Data records
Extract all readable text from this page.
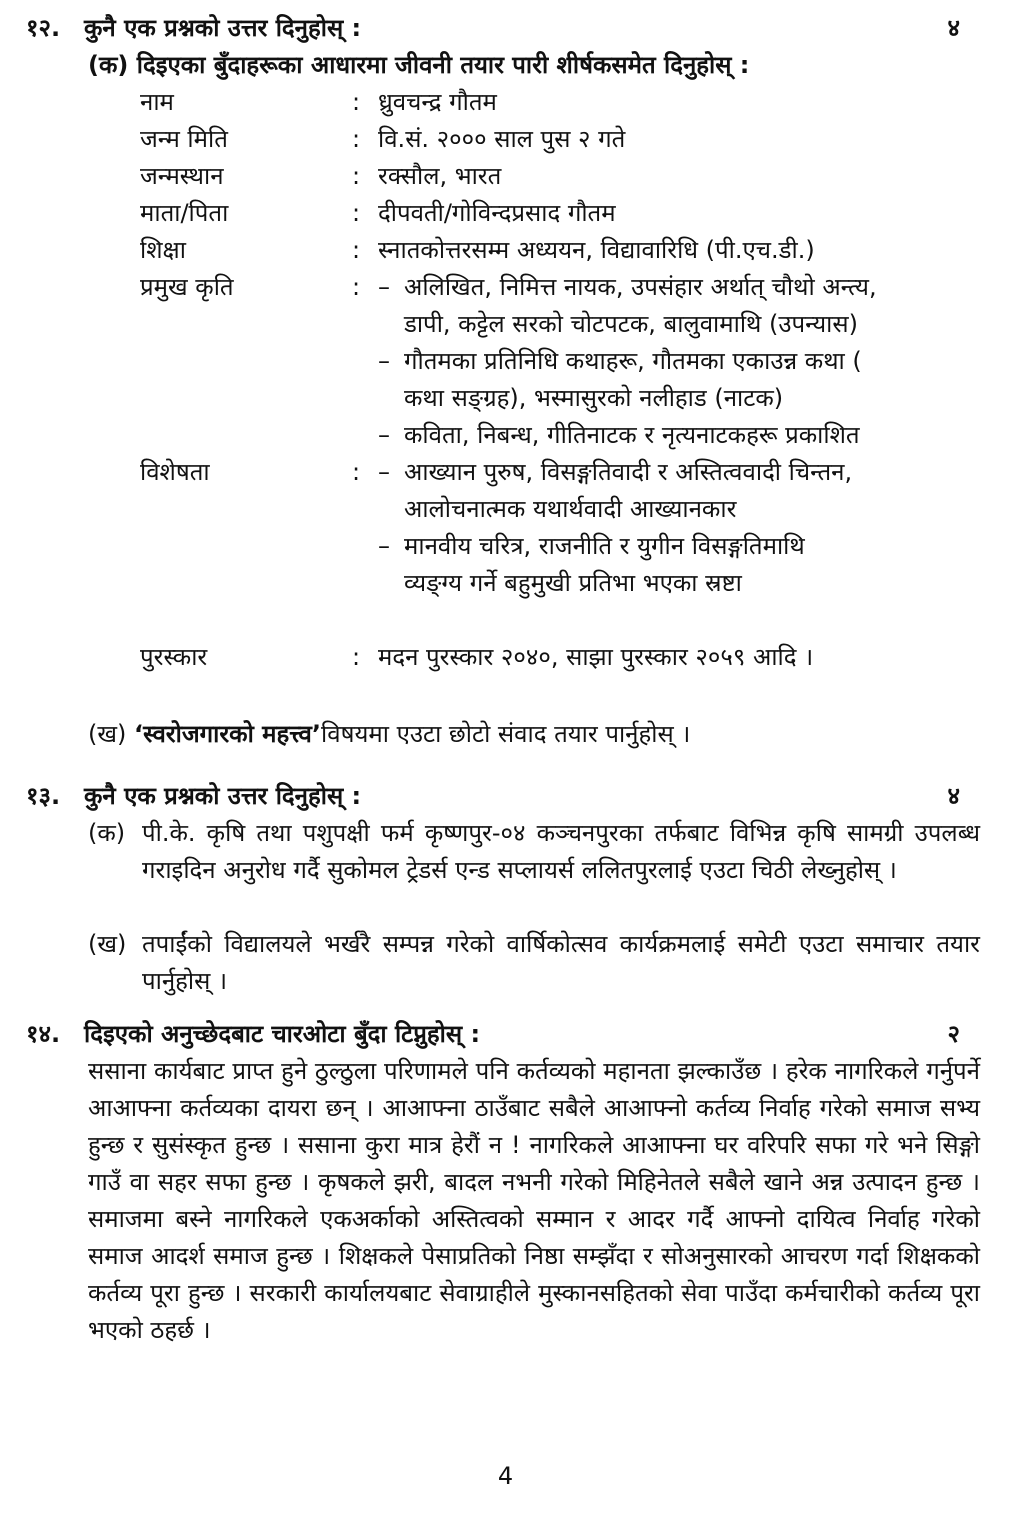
१२. कुनै एक प्रश्नको उत्तर दिनुहोस् :	४
(क) दिइएका बुँदाहरूका आधारमा जीवनी तयार पारी शीर्षकसमेत दिनुहोस् :
नाम	: ध्रुवचन्द्र गौतम
जन्म मिति	: वि.सं. २००० साल पुस २ गते
जन्मस्थान	: रक्सौल, भारत
माता/पिता	: दीपवती/गोविन्दप्रसाद गौतम
शिक्षा	: स्नातकोत्तरसम्म अध्ययन, विद्यावारिधि (पी.एच.डी.)
प्रमुख कृति	: – अलिखित, निमित्त नायक, उपसंहार अर्थात् चौथो अन्त्य,
डापी, कट्टेल सरको चोटपटक, बालुवामाथि (उपन्यास)
– गौतमका प्रतिनिधि कथाहरू, गौतमका एकाउन्न कथा (
कथा सङ्ग्रह), भस्मासुरको नलीहाड (नाटक)
– कविता, निबन्ध, गीतिनाटक र नृत्यनाटकहरू प्रकाशित
विशेषता	: – आख्यान पुरुष, विसङ्गतिवादी र अस्तित्ववादी चिन्तन,
आलोचनात्मक यथार्थवादी आख्यानकार
– मानवीय चरित्र, राजनीति र युगीन विसङ्गतिमाथि
व्यङ्ग्य गर्ने बहुमुखी प्रतिभा भएका स्रष्टा
पुरस्कार	: मदन पुरस्कार २०४०, साझा पुरस्कार २०५९ आदि ।
(ख)
‘स्वरोजगारको महत्त्व’ विषयमा एउटा छोटो संवाद तयार पार्नुहोस् ।
१३. कुनै एक प्रश्नको उत्तर दिनुहोस् :	४
(क) पी.के. कृषि तथा पशुपक्षी फर्म कृष्णपुर-०४ कञ्चनपुरका तर्फबाट विभिन्न कृषि सामग्री उपलब्ध गराइदिन अनुरोध गर्दै सुकोमल ट्रेडर्स एन्ड सप्लायर्स ललितपुरलाई एउटा चिठी लेख्नुहोस् ।
(ख) तपाईंको विद्यालयले भर्खरै सम्पन्न गरेको वार्षिकोत्सव कार्यक्रमलाई समेटी एउटा समाचार तयार पार्नुहोस् ।
१४. दिइएको अनुच्छेदबाट चारओटा बुँदा टिप्नुहोस् :	२
ससाना कार्यबाट प्राप्त हुने ठुल्ठुला परिणामले पनि कर्तव्यको महानता झल्काउँछ । हरेक नागरिकले गर्नुपर्ने आआफ्ना कर्तव्यका दायरा छन् । आआफ्ना ठाउँबाट सबैले आआफ्नो कर्तव्य निर्वाह गरेको समाज सभ्य हुन्छ र सुसंस्कृत हुन्छ । ससाना कुरा मात्र हेरौं न ! नागरिकले आआफ्ना घर वरिपरि सफा गरे भने सिङ्गो गाउँ वा सहर सफा हुन्छ । कृषकले झरी, बादल नभनी गरेको मिहिनेतले सबैले खाने अन्न उत्पादन हुन्छ । समाजमा बस्ने नागरिकले एकअर्काको अस्तित्वको सम्मान र आदर गर्दै आफ्नो दायित्व निर्वाह गरेको समाज आदर्श समाज हुन्छ । शिक्षकले पेसाप्रतिको निष्ठा सम्झँदा र सोअनुसारको आचरण गर्दा शिक्षकको कर्तव्य पूरा हुन्छ । सरकारी कार्यालयबाट सेवाग्राहीले मुस्कानसहितको सेवा पाउँदा कर्मचारीको कर्तव्य पूरा भएको ठहर्छ ।
4
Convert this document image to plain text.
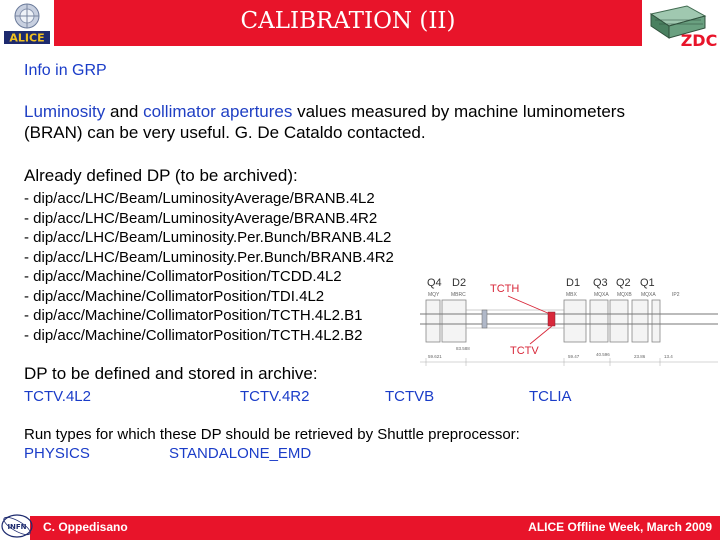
CALIBRATION (II)
ALICE	ZDC
Info in GRP
Luminosity and collimator apertures values measured by machine luminometers
(BRAN) can be very useful. G. De Cataldo contacted.
Already defined DP (to be archived):
- dip/acc/LHC/Beam/LuminosityAverage/BRANB.4L2
- dip/acc/LHC/Beam/LuminosityAverage/BRANB.4R2
- dip/acc/LHC/Beam/Luminosity.Per.Bunch/BRANB.4L2
- dip/acc/LHC/Beam/Luminosity.Per.Bunch/BRANB.4R2
- dip/acc/Machine/CollimatorPosition/TCDD.4L2
- dip/acc/Machine/CollimatorPosition/TDI.4L2
- dip/acc/Machine/CollimatorPosition/TCTH.4L2.B1
- dip/acc/Machine/CollimatorPosition/TCTH.4L2.B2
Q4 D2	D1 Q3 Q2 Q1
MQY MBRC	MBX	MQXA MQXB MQXA	IP2
TCTH
TCTV
59.621
83.588
59.47	40.596	23.86	13.4
DP to be defined and stored in archive:
TCTV.4L2	TCTV.4R2	TCTVB	TCLIA
Run types for which these DP should be retrieved by Shuttle preprocessor:
PHYSICS	STANDALONE_EMD
INFN C. Oppedisano	ALICE Offline Week, March 2009
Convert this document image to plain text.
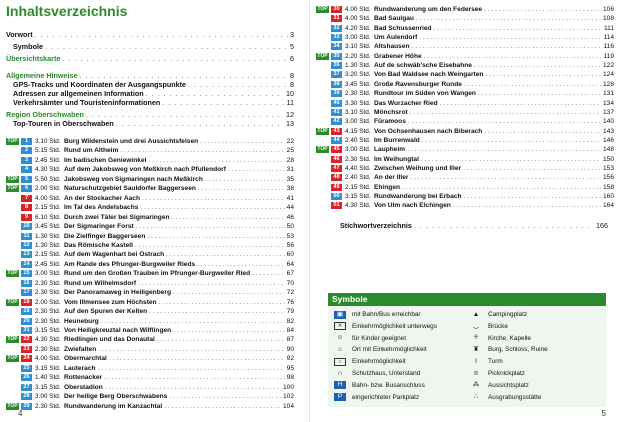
Inhaltsverzeichnis
Vorwort . . .	3
Symbole . . .	5
Übersichtskarte . . .	6
Allgemeine Hinweise . . .	8
GPS-Tracks und Koordinaten der Ausgangspunkte . . .	8
Adressen zur allgemeinen Information . . .	10
Verkehrsämter und Touristeninformationen . . .	11
Region Oberschwaben . . .	12
Top-Touren in Oberschwaben . . .	13
TOP	1	3.10 Std. Burg Wildenstein und drei Aussichtsfelsen . . .	22
2	5.15 Std. Rund um Altheim . . .	25
3	2.45 Std. Im badischen Geniewinkel . . .	28
4	4.30 Std. Auf dem Jakobsweg von Meßkirch nach Pfullendorf . . .	31
TOP	5	5.50 Std. Jakobsweg von Sigmaringen nach Meßkirch . . .	35
TOP	6	2.00 Std. Naturschutzgebiet Sauldorfer Baggerseen . . .	38
7	4.00 Std. An der Stockacher Aach . . .	41
8	2.15 Std. Im Tal des Andelsbachs . . .	44
9	6.10 Std. Durch zwei Täler bei Sigmaringen . . .	46
10 3.45 Std. Der Sigmaringer Forst . . .	50
11 1.30 Std. Die Zielfinger Baggerseen . . .	53
12 1.30 Std. Das Römische Kastell . . .	56
13 2.15 Std. Auf dem Wagenhart bei Ostrach . . .	60
14 2.45 Std. Am Rande des Pfrunger-Burgweiler Rieds . . .	64
TOP	15 3.00 Std. Rund um den Großen Trauben im Pfrunger-Burgweiler Ried . . .	67
16 2.30 Std. Rund um Wilhelmsdorf . . .	70
17 2.30 Std. Der Panoramaweg in Heiligenberg . . .	72
TOP	18 2.00 Std. Vom Illmensee zum Höchsten . . .	76
19 2.30 Std. Auf den Spuren der Kelten . . .	79
20 2.30 Std. Heuneburg . . .	82
21 3.15 Std. Von Heiligkreuztal nach Wilflingen . . .	84
TOP	22 4.30 Std. Riedlingen und das Donautal . . .	87
23 2.30 Std. Zwiefalten . . .	90
TOP	24 4.00 Std. Obermarchtal . . .	92
25 3.15 Std. Lauterach . . .	95
26 1.40 Std. Rottenacker . . .	98
27 3.15 Std. Oberstadion . . .	100
28 3.00 Std. Der heilige Berg Oberschwabens . . .	102
TOP	29 2.30 Std. Rundwanderung im Kanzachtal . . .	104
4
TOP	30 4.00 Std. Rundwanderung um den Federsee . . .	106
31 4.00 Std. Bad Saulgau . . .	108
32 4.20 Std. Bad Schussenried . . .	111
33 3.00 Std. Um Aulendorf . . .	114
34 3.10 Std. Altshausen . . .	116
TOP	35 2.20 Std. Grabener Höhe . . .	119
36 1.30 Std. Auf de schwäb'sche Eisebahne . . .	122
37 3.20 Std. Von Bad Waldsee nach Weingarten . . .	124
38 3.45 Std. Große Ravensburger Runde . . .	128
39 2.30 Std. Rundtour im Süden von Wangen . . .	131
40 3.30 Std. Das Wurzacher Ried . . .	134
41 3.10 Std. Mönchsrot . . .	137
42 3.00 Std. Füramoos . . .	140
TOP	43 4.15 Std. Von Ochsenhausen nach Biberach . . .	143
44 2.40 Std. Im Burrenwald . . .	146
TOP	45 3.00 Std. Laupheim . . .	148
46 2.30 Std. Im Weihungtal . . .	150
47 4.40 Std. Zwischen Weihung und Iller . . .	153
48 2.40 Std. An der Iller . . .	156
49 2.15 Std. Ehingen . . .	158
50 3.15 Std. Rundwanderung bei Erbach . . .	160
51 4.30 Std. Von Ulm nach Elchingen . . .	164
Stichwortverzeichnis . . .	166
Symbole
▣	mit Bahn/Bus erreichbar
✕	Einkehrmöglichkeit unterwegs
☺	für Kinder geeignet
⌂	Ort mit Einkehrmöglichkeit
⌂	Einkehrmöglichkeit
∩	Schutzhaus, Unterstand
H	Bahn- bzw. Busanschluss
P	eingerichteter Parkplatz
▲	Campingplatz
‿	Brücke
♱	Kirche, Kapelle
♜	Burg, Schloss, Ruine
Ι	Turm
π	Picknickplatz
⁂	Aussichtsplatz
∴	Ausgrabungsstätte
5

▶ [REQUEST]: Go through the records above, find every line with the word "Sigmaringen", and list those lines.

▶ [EXERCISE OUTPUT]:
TOP	5	5.50 Std. Jakobsweg von Sigmaringen nach Meßkirch . . .	35
9	6.10 Std. Durch zwei Täler bei Sigmaringen . . .	46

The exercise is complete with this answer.